## Written task
Below is a listing; write it out exactly and drop any images from it.

## Data supplied
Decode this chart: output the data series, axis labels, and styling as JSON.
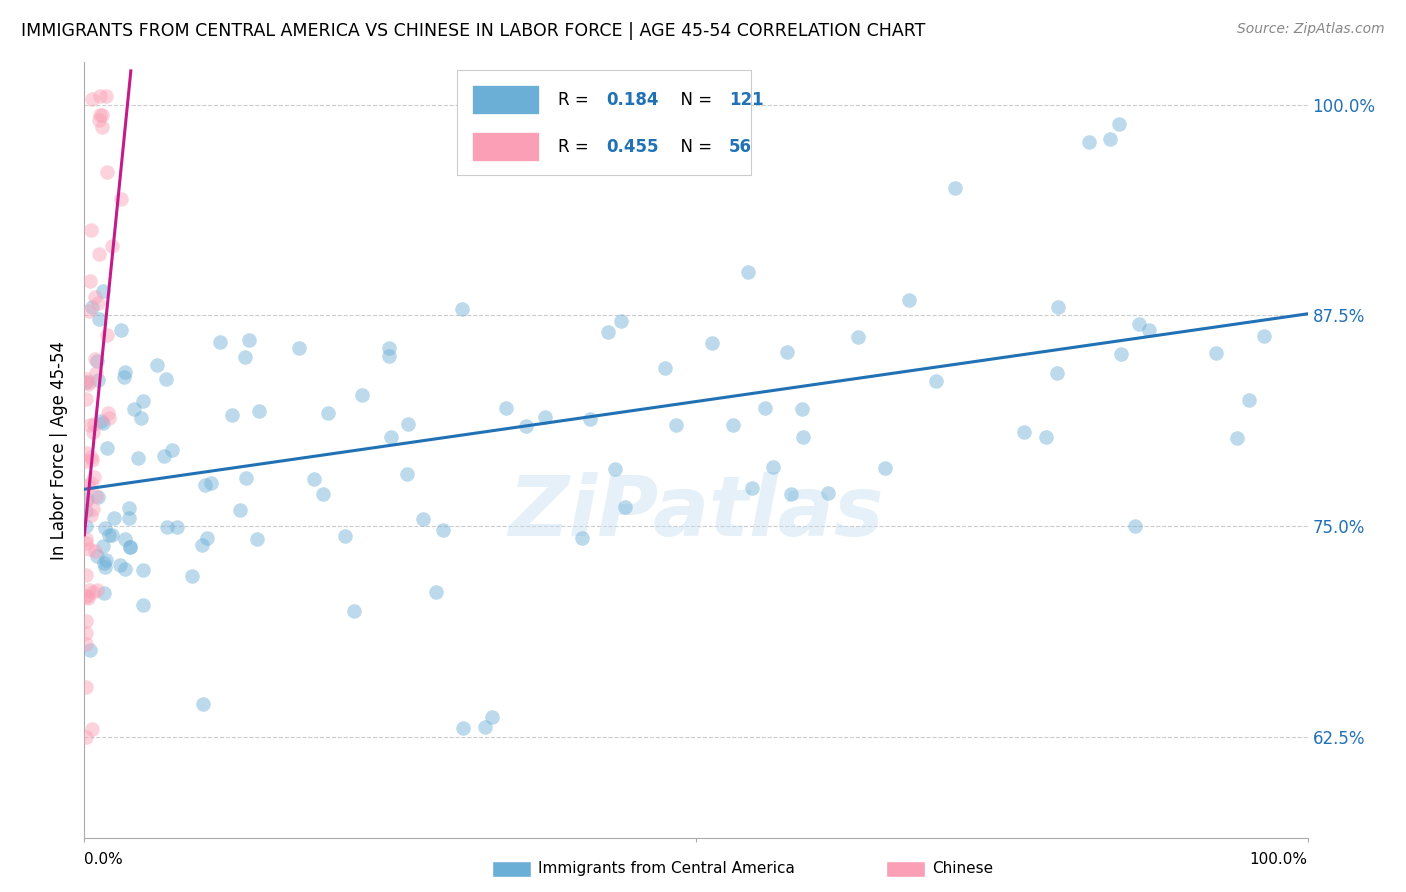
{
  "title": "IMMIGRANTS FROM CENTRAL AMERICA VS CHINESE IN LABOR FORCE | AGE 45-54 CORRELATION CHART",
  "source": "Source: ZipAtlas.com",
  "ylabel": "In Labor Force | Age 45-54",
  "y_tick_labels": [
    "62.5%",
    "75.0%",
    "87.5%",
    "100.0%"
  ],
  "y_tick_values": [
    0.625,
    0.75,
    0.875,
    1.0
  ],
  "x_range": [
    0.0,
    1.0
  ],
  "y_range": [
    0.565,
    1.025
  ],
  "legend_blue_r": "0.184",
  "legend_blue_n": "121",
  "legend_pink_r": "0.455",
  "legend_pink_n": "56",
  "legend_label_blue": "Immigrants from Central America",
  "legend_label_pink": "Chinese",
  "blue_color": "#6baed6",
  "blue_line_color": "#2171b5",
  "pink_color": "#fa9fb5",
  "pink_line_color": "#c51b8a",
  "watermark": "ZiPatlas",
  "blue_trend_x": [
    0.0,
    1.0
  ],
  "blue_trend_y": [
    0.772,
    0.876
  ],
  "pink_trend_x": [
    0.0,
    0.038
  ],
  "pink_trend_y": [
    0.745,
    1.02
  ],
  "right_y_color": "#2171b5",
  "grid_color": "#cccccc",
  "spine_color": "#aaaaaa"
}
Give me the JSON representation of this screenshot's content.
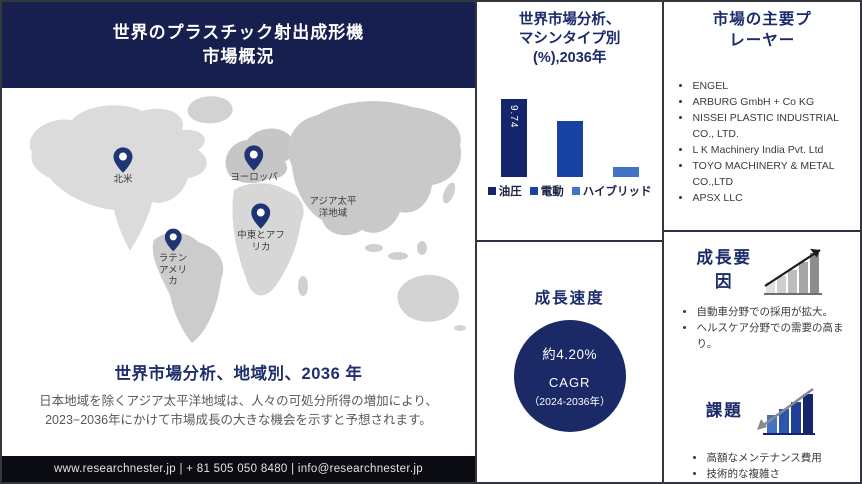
{
  "theme": {
    "navy": "#161f4e",
    "accent_blue": "#1843a5",
    "light_blue": "#4472c4"
  },
  "header": {
    "title": "世界のプラスチック射出成形機\n市場概況"
  },
  "map": {
    "regions": [
      {
        "label": "北米"
      },
      {
        "label": "ヨーロッパ"
      },
      {
        "label": "アジア太平\n洋地域"
      },
      {
        "label": "中東とアフ\nリカ"
      },
      {
        "label": "ラテン\nアメリ\nカ"
      }
    ]
  },
  "regional": {
    "heading": "世界市場分析、地域別、2036 年",
    "body": "日本地域を除くアジア太平洋地域は、人々の可処分所得の増加により、\n2023−2036年にかけて市場成長の大きな機会を示すと予想されます。"
  },
  "footer": {
    "text": "www.researchnester.jp | + 81 505 050 8480 | info@researchnester.jp"
  },
  "chart_data": {
    "type": "bar",
    "title": "世界市場分析、\nマシンタイプ別\n(%),2036年",
    "categories": [
      "油圧",
      "電動",
      "ハイブリッド"
    ],
    "values": [
      9.74,
      7.0,
      1.25
    ],
    "value_labels": [
      "9.74",
      "",
      ""
    ],
    "colors": [
      "#15256b",
      "#1843a5",
      "#4472c4"
    ],
    "ylabel": "%",
    "legend_position": "bottom",
    "axes_hidden": true
  },
  "growth_rate": {
    "heading": "成長速度",
    "value": "約4.20%",
    "metric": "CAGR",
    "period": "（2024-2036年）"
  },
  "players": {
    "heading": "市場の主要プ\nレーヤー",
    "items": [
      "ENGEL",
      "ARBURG GmbH + Co KG",
      "NISSEI PLASTIC INDUSTRIAL CO., LTD.",
      "L K Machinery India Pvt. Ltd",
      "TOYO MACHINERY & METAL CO.,LTD",
      "APSX LLC"
    ]
  },
  "growth_factors": {
    "heading": "成長要\n因",
    "items": [
      "自動車分野での採用が拡大。",
      "ヘルスケア分野での需要の高まり。"
    ]
  },
  "challenges": {
    "heading": "課題",
    "items": [
      "高額なメンテナンス費用",
      "技術的な複雑さ"
    ]
  }
}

## Final result
Decode this chart: output the data series, axis labels, and styling as JSON.
{
  "title": "IMMIGRANTS FROM CENTRAL AMERICA VS CHINESE IN LABOR FORCE | AGE 45-54 CORRELATION CHART",
  "source": "Source: ZipAtlas.com",
  "ylabel": "In Labor Force | Age 45-54",
  "y_tick_labels": [
    "62.5%",
    "75.0%",
    "87.5%",
    "100.0%"
  ],
  "y_tick_values": [
    0.625,
    0.75,
    0.875,
    1.0
  ],
  "x_range": [
    0.0,
    1.0
  ],
  "y_range": [
    0.565,
    1.025
  ],
  "legend_blue_r": "0.184",
  "legend_blue_n": "121",
  "legend_pink_r": "0.455",
  "legend_pink_n": "56",
  "legend_label_blue": "Immigrants from Central America",
  "legend_label_pink": "Chinese",
  "blue_color": "#6baed6",
  "blue_line_color": "#2171b5",
  "pink_color": "#fa9fb5",
  "pink_line_color": "#c51b8a",
  "watermark": "ZiPatlas",
  "blue_trend_x": [
    0.0,
    1.0
  ],
  "blue_trend_y": [
    0.772,
    0.876
  ],
  "pink_trend_x": [
    0.0,
    0.038
  ],
  "pink_trend_y": [
    0.745,
    1.02
  ],
  "right_y_color": "#2171b5",
  "grid_color": "#cccccc",
  "spine_color": "#aaaaaa"
}
Give me the JSON representation of this screenshot's content.
{
  "theme": {
    "navy": "#161f4e",
    "accent_blue": "#1843a5",
    "light_blue": "#4472c4"
  },
  "header": {
    "title": "世界のプラスチック射出成形機\n市場概況"
  },
  "map": {
    "regions": [
      {
        "label": "北米"
      },
      {
        "label": "ヨーロッパ"
      },
      {
        "label": "アジア太平\n洋地域"
      },
      {
        "label": "中東とアフ\nリカ"
      },
      {
        "label": "ラテン\nアメリ\nカ"
      }
    ]
  },
  "regional": {
    "heading": "世界市場分析、地域別、2036 年",
    "body": "日本地域を除くアジア太平洋地域は、人々の可処分所得の増加により、\n2023−2036年にかけて市場成長の大きな機会を示すと予想されます。"
  },
  "footer": {
    "text": "www.researchnester.jp | + 81 505 050 8480 | info@researchnester.jp"
  },
  "chart_data": {
    "type": "bar",
    "title": "世界市場分析、\nマシンタイプ別\n(%),2036年",
    "categories": [
      "油圧",
      "電動",
      "ハイブリッド"
    ],
    "values": [
      9.74,
      7.0,
      1.25
    ],
    "value_labels": [
      "9.74",
      "",
      ""
    ],
    "colors": [
      "#15256b",
      "#1843a5",
      "#4472c4"
    ],
    "ylabel": "%",
    "legend_position": "bottom",
    "axes_hidden": true
  },
  "growth_rate": {
    "heading": "成長速度",
    "value": "約4.20%",
    "metric": "CAGR",
    "period": "（2024-2036年）"
  },
  "players": {
    "heading": "市場の主要プ\nレーヤー",
    "items": [
      "ENGEL",
      "ARBURG GmbH + Co KG",
      "NISSEI PLASTIC INDUSTRIAL CO., LTD.",
      "L K Machinery India Pvt. Ltd",
      "TOYO MACHINERY & METAL CO.,LTD",
      "APSX LLC"
    ]
  },
  "growth_factors": {
    "heading": "成長要\n因",
    "items": [
      "自動車分野での採用が拡大。",
      "ヘルスケア分野での需要の高まり。"
    ]
  },
  "challenges": {
    "heading": "課題",
    "items": [
      "高額なメンテナンス費用",
      "技術的な複雑さ"
    ]
  }
}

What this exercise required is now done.